#### Entries provided ####

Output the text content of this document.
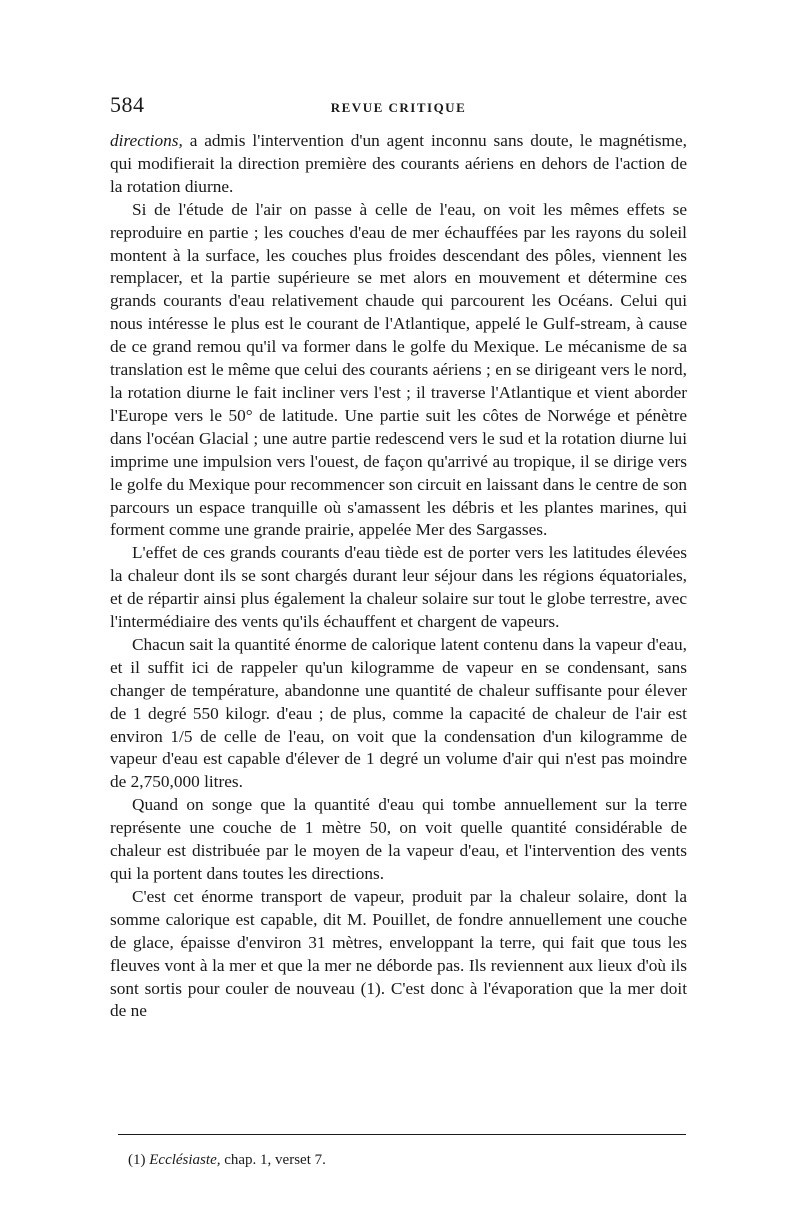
584	REVUE CRITIQUE

directions, a admis l'intervention d'un agent inconnu sans doute, le magnétisme, qui modifierait la direction première des courants aériens en dehors de l'action de la rotation diurne.

Si de l'étude de l'air on passe à celle de l'eau, on voit les mêmes effets se reproduire en partie ; les couches d'eau de mer échauffées par les rayons du soleil montent à la surface, les couches plus froides descendant des pôles, viennent les remplacer, et la partie supérieure se met alors en mouvement et détermine ces grands courants d'eau relativement chaude qui parcourent les Océans. Celui qui nous intéresse le plus est le courant de l'Atlantique, appelé le Gulf-stream, à cause de ce grand remou qu'il va former dans le golfe du Mexique. Le mécanisme de sa translation est le même que celui des courants aériens ; en se dirigeant vers le nord, la rotation diurne le fait incliner vers l'est ; il traverse l'Atlantique et vient aborder l'Europe vers le 50° de latitude. Une partie suit les côtes de Norwége et pénètre dans l'océan Glacial ; une autre partie redescend vers le sud et la rotation diurne lui imprime une impulsion vers l'ouest, de façon qu'arrivé au tropique, il se dirige vers le golfe du Mexique pour recommencer son circuit en laissant dans le centre de son parcours un espace tranquille où s'amassent les débris et les plantes marines, qui forment comme une grande prairie, appelée Mer des Sargasses.

L'effet de ces grands courants d'eau tiède est de porter vers les latitudes élevées la chaleur dont ils se sont chargés durant leur séjour dans les régions équatoriales, et de répartir ainsi plus également la chaleur solaire sur tout le globe terrestre, avec l'intermédiaire des vents qu'ils échauffent et chargent de vapeurs.

Chacun sait la quantité énorme de calorique latent contenu dans la vapeur d'eau, et il suffit ici de rappeler qu'un kilogramme de vapeur en se condensant, sans changer de température, abandonne une quantité de chaleur suffisante pour élever de 1 degré 550 kilogr. d'eau ; de plus, comme la capacité de chaleur de l'air est environ 1/5 de celle de l'eau, on voit que la condensation d'un kilogramme de vapeur d'eau est capable d'élever de 1 degré un volume d'air qui n'est pas moindre de 2,750,000 litres.

Quand on songe que la quantité d'eau qui tombe annuellement sur la terre représente une couche de 1 mètre 50, on voit quelle quantité considérable de chaleur est distribuée par le moyen de la vapeur d'eau, et l'intervention des vents qui la portent dans toutes les directions.

C'est cet énorme transport de vapeur, produit par la chaleur solaire, dont la somme calorique est capable, dit M. Pouillet, de fondre annuellement une couche de glace, épaisse d'environ 31 mètres, enveloppant la terre, qui fait que tous les fleuves vont à la mer et que la mer ne déborde pas. Ils reviennent aux lieux d'où ils sont sortis pour couler de nouveau (1). C'est donc à l'évaporation que la mer doit de ne

(1) Ecclésiaste, chap. 1, verset 7.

####

Copy all the data exactly as written, but skip any picture.

**Solution for this task**
Output the text content of this document.
584	REVUE CRITIQUE

directions, a admis l'intervention d'un agent inconnu sans doute, le magnétisme, qui modifierait la direction première des courants aériens en dehors de l'action de la rotation diurne.

Si de l'étude de l'air on passe à celle de l'eau, on voit les mêmes effets se reproduire en partie ; les couches d'eau de mer échauffées par les rayons du soleil montent à la surface, les couches plus froides descendant des pôles, viennent les remplacer, et la partie supérieure se met alors en mouvement et détermine ces grands courants d'eau relativement chaude qui parcourent les Océans. Celui qui nous intéresse le plus est le courant de l'Atlantique, appelé le Gulf-stream, à cause de ce grand remou qu'il va former dans le golfe du Mexique. Le mécanisme de sa translation est le même que celui des courants aériens ; en se dirigeant vers le nord, la rotation diurne le fait incliner vers l'est ; il traverse l'Atlantique et vient aborder l'Europe vers le 50° de latitude. Une partie suit les côtes de Norwége et pénètre dans l'océan Glacial ; une autre partie redescend vers le sud et la rotation diurne lui imprime une impulsion vers l'ouest, de façon qu'arrivé au tropique, il se dirige vers le golfe du Mexique pour recommencer son circuit en laissant dans le centre de son parcours un espace tranquille où s'amassent les débris et les plantes marines, qui forment comme une grande prairie, appelée Mer des Sargasses.

L'effet de ces grands courants d'eau tiède est de porter vers les latitudes élevées la chaleur dont ils se sont chargés durant leur séjour dans les régions équatoriales, et de répartir ainsi plus également la chaleur solaire sur tout le globe terrestre, avec l'intermédiaire des vents qu'ils échauffent et chargent de vapeurs.

Chacun sait la quantité énorme de calorique latent contenu dans la vapeur d'eau, et il suffit ici de rappeler qu'un kilogramme de vapeur en se condensant, sans changer de température, abandonne une quantité de chaleur suffisante pour élever de 1 degré 550 kilogr. d'eau ; de plus, comme la capacité de chaleur de l'air est environ 1/5 de celle de l'eau, on voit que la condensation d'un kilogramme de vapeur d'eau est capable d'élever de 1 degré un volume d'air qui n'est pas moindre de 2,750,000 litres.

Quand on songe que la quantité d'eau qui tombe annuellement sur la terre représente une couche de 1 mètre 50, on voit quelle quantité considérable de chaleur est distribuée par le moyen de la vapeur d'eau, et l'intervention des vents qui la portent dans toutes les directions.

C'est cet énorme transport de vapeur, produit par la chaleur solaire, dont la somme calorique est capable, dit M. Pouillet, de fondre annuellement une couche de glace, épaisse d'environ 31 mètres, enveloppant la terre, qui fait que tous les fleuves vont à la mer et que la mer ne déborde pas. Ils reviennent aux lieux d'où ils sont sortis pour couler de nouveau (1). C'est donc à l'évaporation que la mer doit de ne

(1) Ecclésiaste, chap. 1, verset 7.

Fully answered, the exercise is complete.